## Work required:
Copy each line in the data that includes the word "остается".

## Source material:

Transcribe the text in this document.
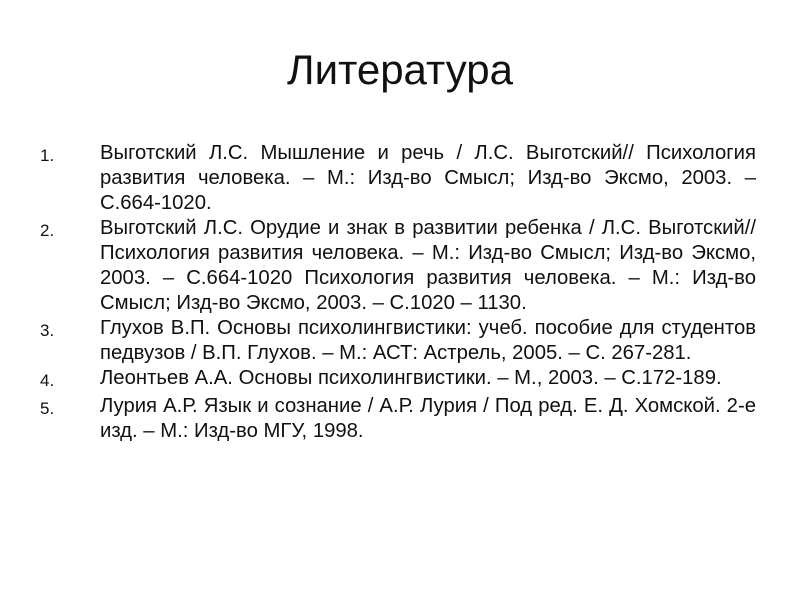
Литература
1.	Выготский Л.С. Мышление и речь / Л.С. Выготский// Психология развития человека. – М.: Изд-во Смысл; Изд-во Эксмо, 2003. – С.664-1020.

2.	Выготский Л.С. Орудие и знак в развитии ребенка / Л.С. Выготский// Психология развития человека. – М.: Изд-во Смысл; Изд-во Эксмо, 2003. – С.664-1020 Психология развития человека. – М.: Изд-во Смысл; Изд-во Эксмо, 2003. – С.1020 – 1130.

3.	Глухов В.П. Основы психолингвистики: учеб. пособие для студентов педвузов / В.П. Глухов. – М.: АСТ: Астрель, 2005. – С. 267-281.

4.	Леонтьев А.А. Основы психолингвистики. – М., 2003. – С.172-189.

5.	Лурия А.Р. Язык и сознание / А.Р. Лурия / Под ред. Е. Д. Хомской. 2-е изд. – М.: Изд-во МГУ, 1998.
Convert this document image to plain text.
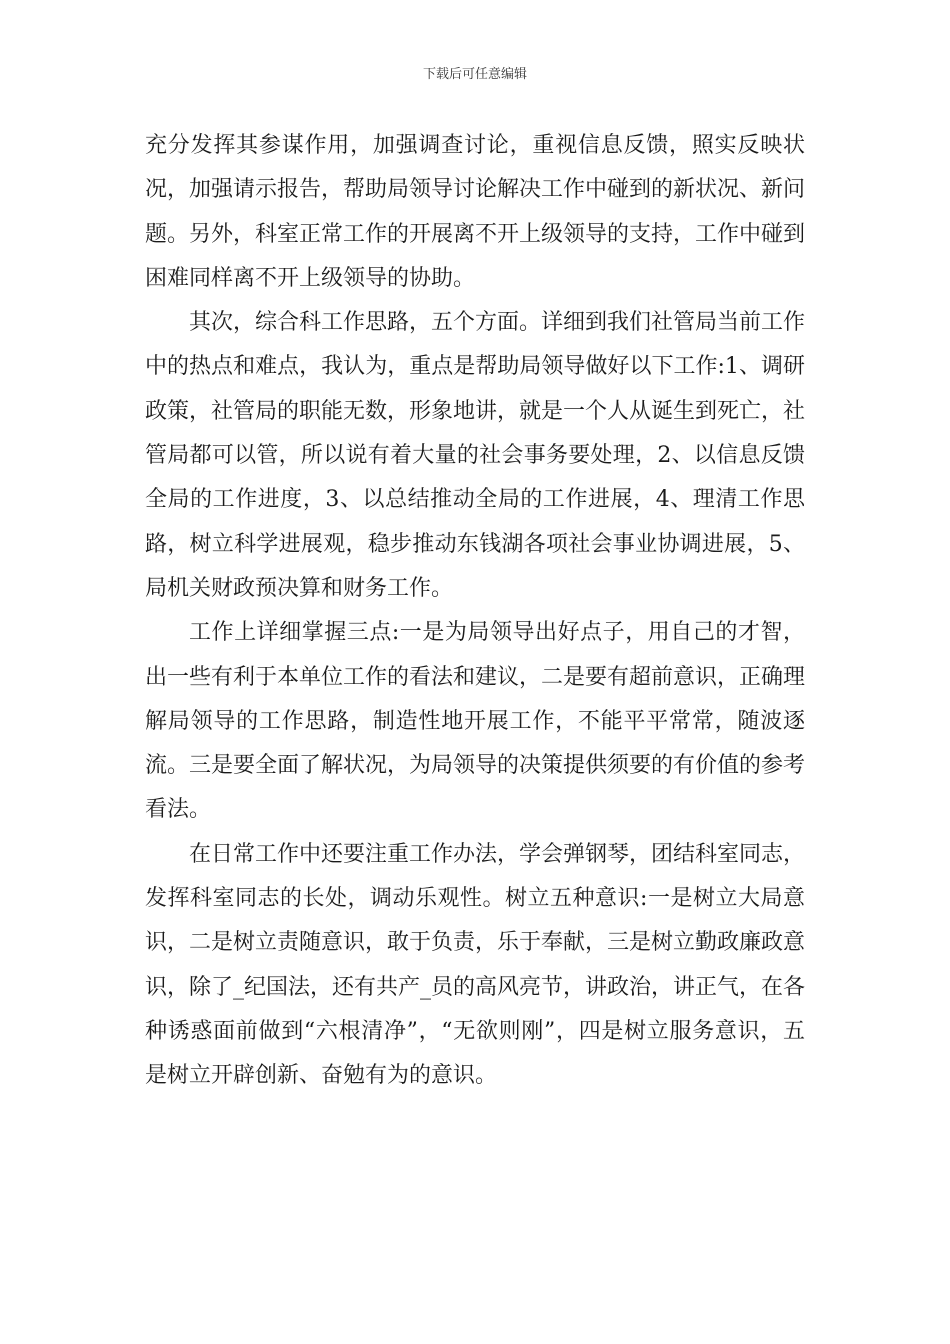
下载后可任意编辑

充分发挥其参谋作用，加强调查讨论，重视信息反馈，照实反映状况，加强请示报告，帮助局领导讨论解决工作中碰到的新状况、新问题。另外，科室正常工作的开展离不开上级领导的支持，工作中碰到困难同样离不开上级领导的协助。

其次，综合科工作思路，五个方面。详细到我们社管局当前工作中的热点和难点，我认为，重点是帮助局领导做好以下工作:1、调研政策，社管局的职能无数，形象地讲，就是一个人从诞生到死亡，社管局都可以管，所以说有着大量的社会事务要处理，2、以信息反馈全局的工作进度，3、以总结推动全局的工作进展，4、理清工作思路，树立科学进展观，稳步推动东钱湖各项社会事业协调进展，5、局机关财政预决算和财务工作。

工作上详细掌握三点:一是为局领导出好点子，用自己的才智，出一些有利于本单位工作的看法和建议，二是要有超前意识，正确理解局领导的工作思路，制造性地开展工作，不能平平常常，随波逐流。三是要全面了解状况，为局领导的决策提供须要的有价值的参考看法。

在日常工作中还要注重工作办法，学会弹钢琴，团结科室同志，发挥科室同志的长处，调动乐观性。树立五种意识:一是树立大局意识，二是树立责随意识，敢于负责，乐于奉献，三是树立勤政廉政意识，除了_纪国法，还有共产_员的高风亮节，讲政治，讲正气，在各种诱惑面前做到“六根清净”，“无欲则刚”，四是树立服务意识，五是树立开辟创新、奋勉有为的意识。
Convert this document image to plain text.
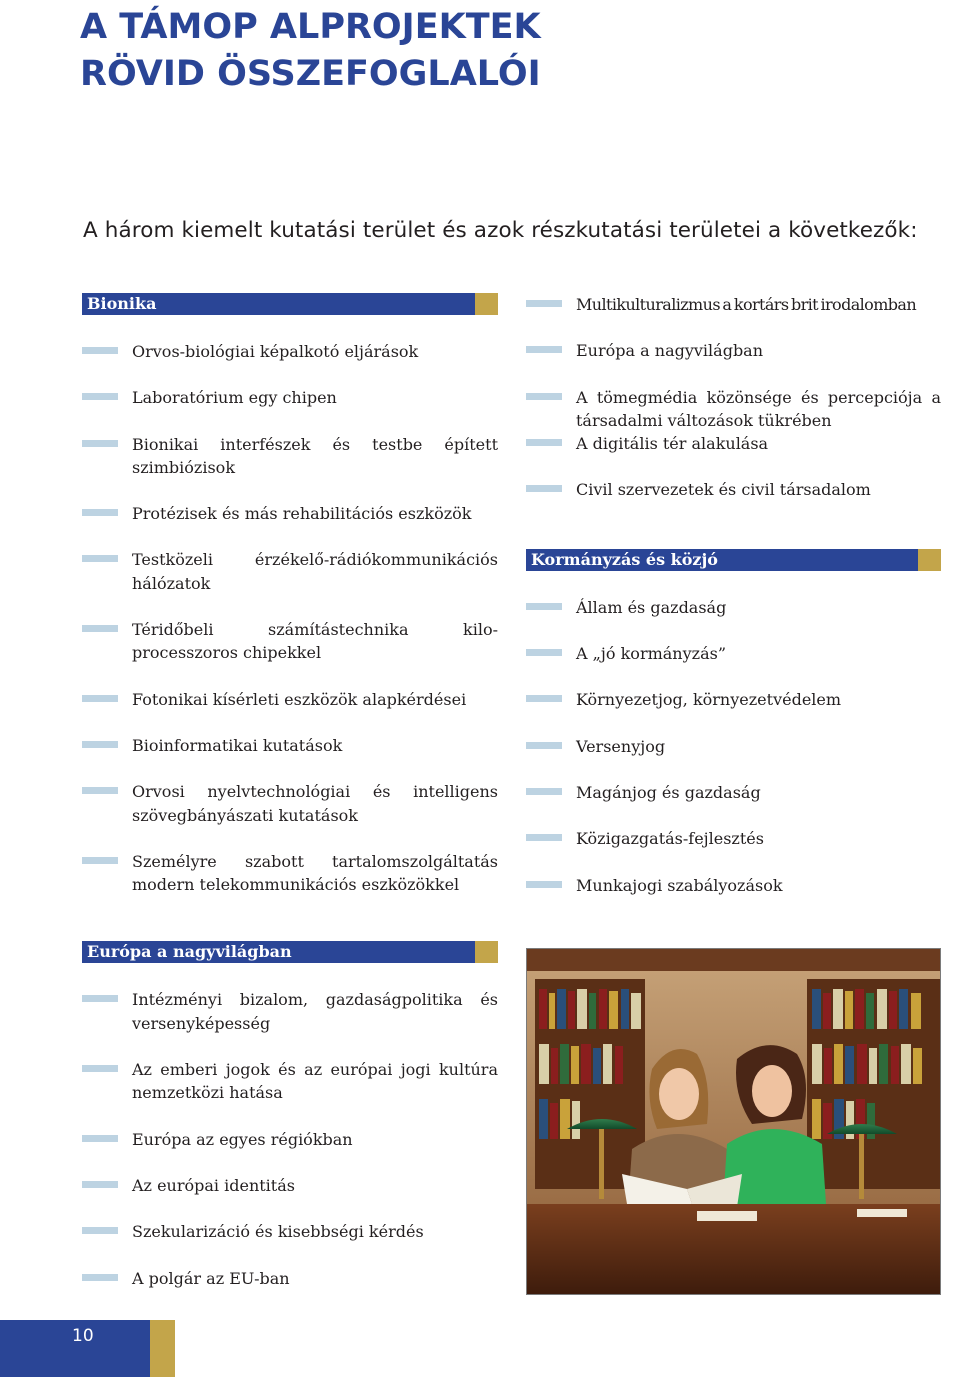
A TÁMOP ALPROJEKTEK
RÖVID ÖSSZEFOGLALÓI
A három kiemelt kutatási terület és azok részkutatási területei a következők:
Bionika
Orvos-biológiai képalkotó eljárások
Laboratórium egy chipen
Bionikai interfészek és testbe épített szimbiózisok
Protézisek és más rehabilitációs eszközök
Testközeli érzékelő-rádiókommunikációs hálózatok
Téridőbeli számítástechnika kilo-processzoros chipekkel
Fotonikai kísérleti eszközök alapkérdései
Bioinformatikai kutatások
Orvosi nyelvtechnológiai és intelligens szövegbányászati kutatások
Személyre szabott tartalomszolgáltatás modern telekommunikációs eszközökkel
Európa a nagyvilágban
Intézményi bizalom, gazdaságpolitika és versenyképesség
Az emberi jogok és az európai jogi kultúra nemzetközi hatása
Európa az egyes régiókban
Az európai identitás
Szekularizáció és kisebbségi kérdés
A polgár az EU-ban
Multikulturalizmus a kortárs brit irodalomban
Európa a nagyvilágban
A tömegmédia közönsége és percepciója a társadalmi változások tükrében
A digitális tér alakulása
Civil szervezetek és civil társadalom
Kormányzás és közjó
Állam és gazdaság
A „jó kormányzás”
Környezetjog, környezetvédelem
Versenyjog
Magánjog és gazdaság
Közigazgatás-fejlesztés
Munkajogi szabályozások
10
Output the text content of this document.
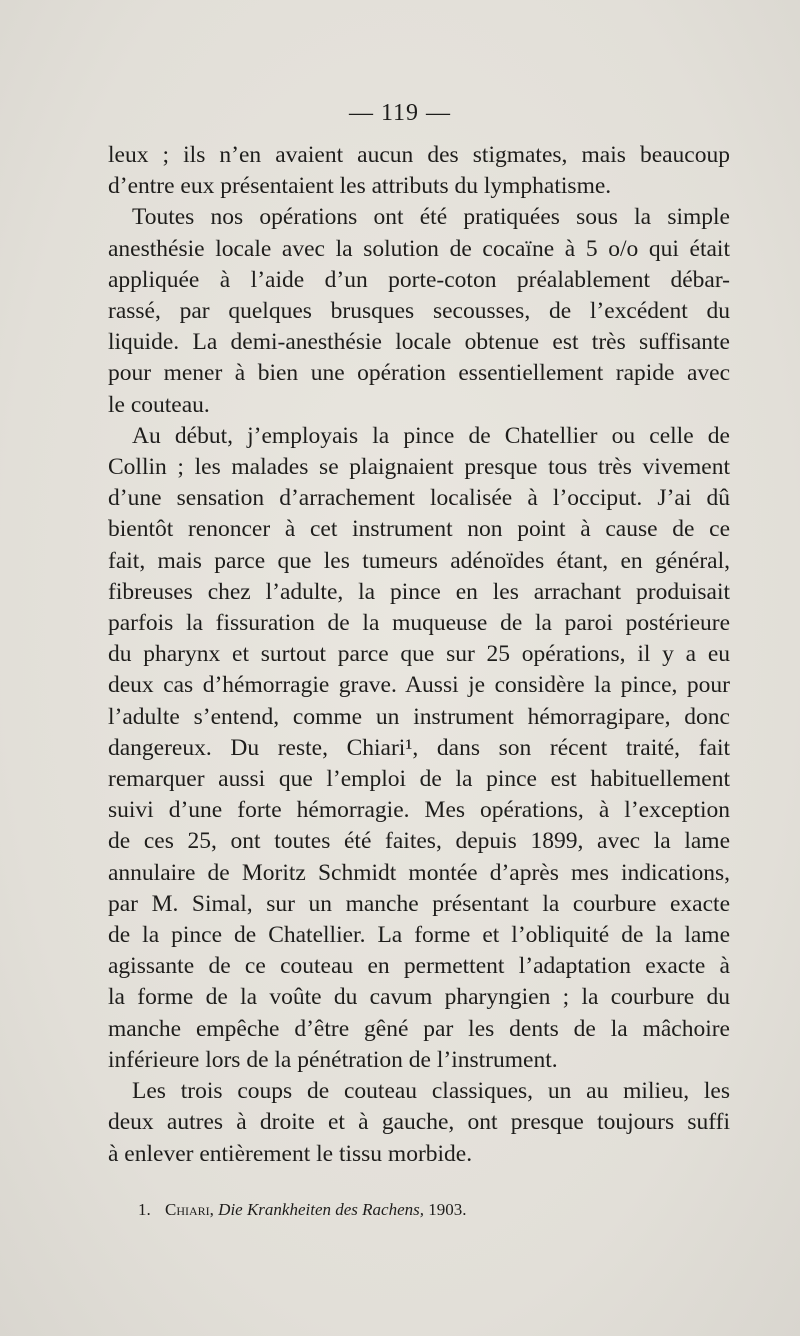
— 119 —
leux ; ils n’en avaient aucun des stigmates, mais beaucoup
d’entre eux présentaient les attributs du lymphatisme.
Toutes nos opérations ont été pratiquées sous la simple
anesthésie locale avec la solution de cocaïne à 5 o/o qui était
appliquée à l’aide d’un porte-coton préalablement débar-
rassé, par quelques brusques secousses, de l’excédent du
liquide. La demi-anesthésie locale obtenue est très suffisante
pour mener à bien une opération essentiellement rapide avec
le couteau.
Au début, j’employais la pince de Chatellier ou celle de
Collin ; les malades se plaignaient presque tous très vivement
d’une sensation d’arrachement localisée à l’occiput. J’ai dû
bientôt renoncer à cet instrument non point à cause de ce
fait, mais parce que les tumeurs adénoïdes étant, en général,
fibreuses chez l’adulte, la pince en les arrachant produisait
parfois la fissuration de la muqueuse de la paroi postérieure
du pharynx et surtout parce que sur 25 opérations, il y a eu
deux cas d’hémorragie grave. Aussi je considère la pince, pour
l’adulte s’entend, comme un instrument hémorragipare, donc
dangereux. Du reste, Chiari¹, dans son récent traité, fait
remarquer aussi que l’emploi de la pince est habituellement
suivi d’une forte hémorragie. Mes opérations, à l’exception
de ces 25, ont toutes été faites, depuis 1899, avec la lame
annulaire de Moritz Schmidt montée d’après mes indications,
par M. Simal, sur un manche présentant la courbure exacte
de la pince de Chatellier. La forme et l’obliquité de la lame
agissante de ce couteau en permettent l’adaptation exacte à
la forme de la voûte du cavum pharyngien ; la courbure du
manche empêche d’être gêné par les dents de la mâchoire
inférieure lors de la pénétration de l’instrument.
Les trois coups de couteau classiques, un au milieu, les
deux autres à droite et à gauche, ont presque toujours suffi
à enlever entièrement le tissu morbide.
1. Chiari, Die Krankheiten des Rachens, 1903.
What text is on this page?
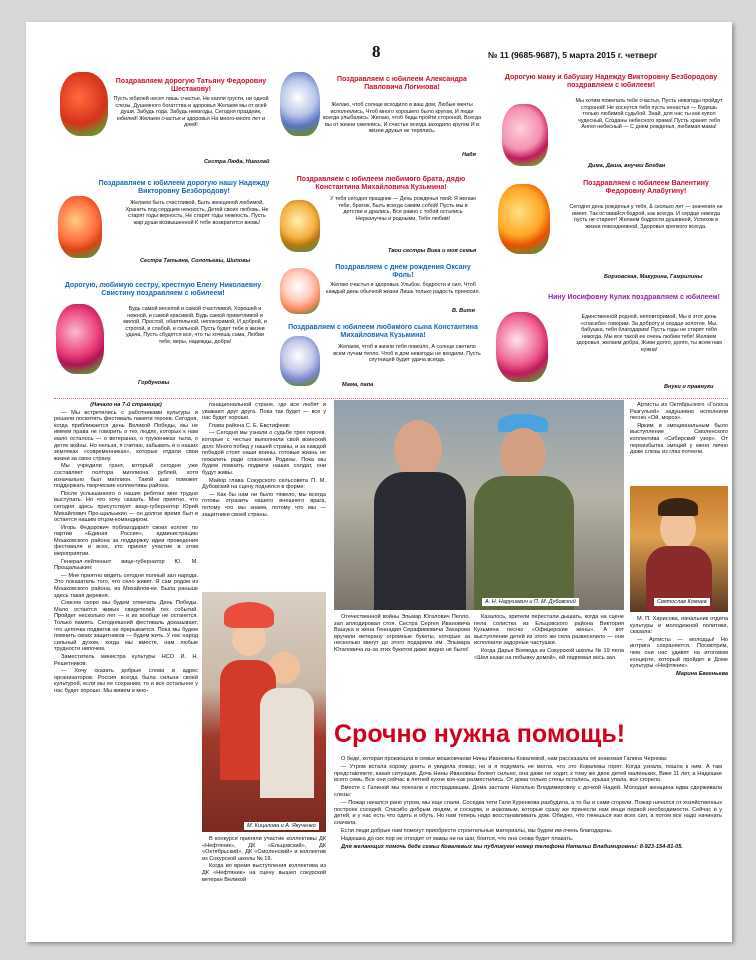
8	№ 11 (9685-9687), 5 марта 2015 г. четверг
Поздравляем дорогую Татьяну Федоровну Шестакову!

Пусть юбилей несет лишь счастье, Не капли грусти, ни одной слезы, Душевного богатства и здоровья Желаем мы от всей души. Забудь года. Забудь невзгоды, Сегодня праздник, юбилей! Желаем счастья и здоровья На много-много лет и дней!

Сестра Люда, Николай

Поздравляем с юбилеем Александра Павловича Логинова!

Желаю, чтоб солнце всходило в ваш дом, Любые мечты исполнялись, Чтоб много хорошего было кругом, И люди всегда улыбались. Желаю, чтоб беды пройти стороной, Всегда вы от жизни смеялись, И счастье всегда заходило кругом И в жизни друзья не терялись.

Надя

Дорогую маму и бабушку Надежду Викторовну Безбородову поздравляем с юбилеем!

Мы хотим пожелать тебе счастья, Пусть невзгоды пройдут стороной! Не коснутся тебя пусть ненастья — Будешь только любимой судьбой. Знай, для нас ты как купол чудесный, Созданы небесного храма! Пусть хранит тебя Ангел небесный — С днем рожденья, любимая мама!

Дима, Даша, внучки Богдан

Поздравляем с юбилеем любимого брата, дядю Константина Михайловича Кузьмина!

У тебя сегодня праздник — День рожденья твой. Я желаю тебе, братик, Быть всегда самим собой! Пусть мы в детстве и дрались, Все равно с тобой остались Неразлучны и родными, Тебя любим!

Твои сестры Вика и моя семья

Поздравляем с юбилеем дорогую нашу Надежду Викторовну Безбородову!

Желаем быть счастливой, Быть женщиной любимой, Хранить под сердцем нежность, Детей своих любовь. Не старят годы верность, Не старят годы нежность. Пусть жар души возвышенной К тебе возвратится вновь!

Сестра Татьяна, Солопьевы, Шиповы

Поздравляем с юбилеем Валентину Федоровну Алабугину!

Сегодня день рожденья у тебя, & сколько лет — значения не имеет. Так оставайся бодрой, как всегда. И сердце никогда пусть не стареет! Желаем бодрости душевной, Успехов в жизни повседневной, Здоровья крепкого всегда.

Борзовская, Макурина, Гамрилины

Поздравляем с днем рождения Оксану Фоль!

Желаю счастья и здоровья, Улыбок, бодрости и сил, Чтоб каждый день обычной жизни Лишь только радость приносил.

В. Витя

Дорогую, любимую сестру, крестную Елену Николаевну Свистину поздравляем с юбилеем!

Будь самой веселой и самой счастливой, Хорошей и нежной, и самой красивой, Будь самой приветливой и милой, Простой, обаятельной, непокоримой, И доброй, и строгой, и слабой, и сильной. Пусть будет тебе в жизни удача, Пусть сбудется все, что ты хочешь сама, Любви тебе, веры, надежды, добра!

Горбуновы

Поздравляем с юбилеем любимого сына Константина Михайловича Кузьмина!

Желаем, чтоб в жизни тебя повезло, А солнце светило всем лучам тепло. Чтоб в дом невзгоды не входили, Пусть спутницей будет удача всегда.

Мама, папа

Нину Иосифовну Кулик поздравляем с юбилеем!

Единственной родной, неповторимой, Мы в этот день «спасибо» говорим. За доброту и сердце золотое, Мы, бабушка, тебя благодарим! Пусть годы не старят тебя никогда, Мы все такой ее очень любим тебя! Желаем здоровья, желаем добра, Живи долго, долго, ты всем нам нужна!

Внуки и правнуки

(Начало на 7-й странице)

— Мы встретились с работниками культуры и решили посвятить фестиваль памяти героев. Сегодня, когда приближается день Великой Победы, мы не имеем права не говорить о тех людях, которых к нам мало осталось — о ветеранах, о тружениках тыла, о детях войны. Но нельзя, я считаю, забывать и о наших земляках «современниках», которые отдали свои жизни за свою страну.

Мы учредили грант, который сегодня уже составляет полтора миллиона рублей, хотя изначально был миллион. Такой шаг поможет поддержать творческие коллективы района.

После услышанного о наших ребятах мне трудно выступать. Но что хочу сказать. Мне приятно, что сегодня здесь присутствует вице-губернатор Юрий Михайлович Про-щальыкин — он долгое время был и остается нашим отцом-командиром.

Игорь Федорович поблагодарил своих коллег по партии «Единая Россия», администрацию Мошковского района за поддержку идеи проведения фестиваля и всех, кто принял участие в этом мероприятии.

Генерал-лейтенант вице-губернатор Ю. М. Прощальыкин:

— Мне приятно видеть сегодня полный зал народа. Это показатель того, что село живет. Я сам родом из Мошковского района, из Михайлов-ки. Была раньше здесь такая деревня.

Совсем скоро мы будем отмечать День Победы. Мало остается живых свидетелей тех событий. Пройдет несколько лет — и их вообще не останется. Только память. Сегодняшний фестиваль доказывает, что цепочка подвигов не прерывается. Пока мы будем помнить своих защитников — будем жить. У нас народ сильный духом, когда мы вместе, нам любые трудности нипочем.

Заместитель министра культуры НСО И. Н. Решетников:

— Хочу сказать добрые слова в адрес организаторов. Россия всегда была сильна своей культурой, если мы ее сохраним, то и все остальное у нас будет хорошо. Мы живем в мно-

гонациональной стране, где все любят и уважают друг друга. Пока так будет — все у нас будет хорошо.

Глава района С. Е. Евстифеев:

— Сегодня мы узнали о судьбе трех героев, которые с честью выполнили свой воинский долг. Много побед у нашей страны, и за каждой победой стоят наши воины, готовые жизнь не пожалеть ради спасения Родины. Пока мы будем помнить подвиги наших солдат, они будут живы.

Майор глава Сокурского сельсовета П. М. Дубовский на сцену поднялся в форме:

— Как бы нам ни было тяжело, мы всегда готовы отразить нашего внешнего врага, потому что мы знаем, потому что мы — защитники своей страны.

М. Кицалова и А. Якученко

В конкурсе приняли участие коллективы ДК «Нефтяник», ДК «Ельцовский», ДК «Октябрьский», ДК «Смоленский» и коллектив из Сокурской школы № 19.

Когда во время выступления коллектива из ДК «Нефтяник» на сцену вышел сокурский ветеран Великой

А. Н. Нарушевич и П. М. Дубовский

Отечественной войны Эльмар Югалович Пелло, зал аплодировал стоя. Сестра Сергея Ивановича Вашука и жена Геннадия Серафимовича Захарова вручили ветерану огромные букеты, которые за несколько минут до этого подарили им. Эльмара Югаловича из-за этих букетов даже видно не было!

Казалось, зрители перестали дышать, когда на сцене пела солистка из Ельцовского района Виктория Кузьмина песню «Офицерские жены». А вот выступление детей из этого же села развеселило — они исполнили задорные частушки.

Когда Дарья Воевода из Сокурской школы № 19 пела «Шел казак на побывку домой», ей подпевал весь зал.

Артисты из Октябрьского «Голоса Разгульей» задушевно исполнили песню «Ой, мороз».

Ярким и эмоциональным было выступление Смоленского коллектива «Сибирский узор». От переизбытка эмоций у меня лично даже слезы из глаз потекли.

Святослав Комнев

М. П. Харисова, начальник отдела культуры и молодежной политики, сказала:

— Артисты — молодцы! Но интрига сохраняется. Посмотрим, чем они нас удивят на итоговом концерте, который пройдет в Доме культуры «Нефтяник».

Марина Евгеньева

Срочно нужна помощь!

О беде, которая произошла в семье мошковчанки Нины Ивановны Ковалевой, нам рассказала её знакомая Галина Чернова:

— Утром встала корову доить и увидела пожар, но и я подумать не могла, что это Ковалевы горят. Когда узнала, пошла к ним. А там представляете, какая ситуация. Дочь Нины Ивановны болеет сильно, она даже не ходит, к тому же двое детей маленьких, Вике 11 лет, а Надюшке всего семь. Все они сейчас в летней кухне кое-как разместились. От дома только стены остались, крыша упала, все сгорело.

Вместе с Галиной мы поехали к пострадавшим. Дома застали Наталью Владимировну с дочкой Надей. Молодая женщина едва сдерживала слезы:

— Пожар начался рано утром, мы еще спали. Соседка тети Галя Куренкова разбудила, а то бы и сами сгорели. Пожар начался от хозяйственных построек соседей. Спасибо добрым людям, и соседям, и знакомым, которые сразу же принесли нам вещи первой необходимости. Сейчас и у детей, и у нас есть что одеть и обуть. Но нам теперь надо восстанавливать дом. Обидно, что тянешься изо всех сил, а потом все надо начинать сначала.

Если люди добрые нам помогут приобрести строительные материалы, мы будем им очень благодарны.

Надюшка до сих пор не отходит от мамы ни на шаг, боится, что она снова будет плакать.

Для желающих помочь беде семьи Ковалевых мы публикуем номер телефона Натальи Владимировны: 8-923-154-81-05.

## Full output:
После услышанного о наших ребятах мне трудно выступать. Но что хочу сказать. Мне приятно, что сегодня здесь присутствует вице-губернатор Юрий Михайлович Про-щальыкин — он долгое время был и остается нашим отцом-командиром.
Совсем скоро мы будем отмечать День Победы. Мало остается живых свидетелей тех событий. Пройдет несколько лет — и их вообще не останется. Только память. Сегодняшний фестиваль доказывает, что цепочка подвигов не прерывается. Пока мы будем помнить своих защитников — будем жить. У нас народ сильный духом, когда мы вместе, нам любые трудности нипочем.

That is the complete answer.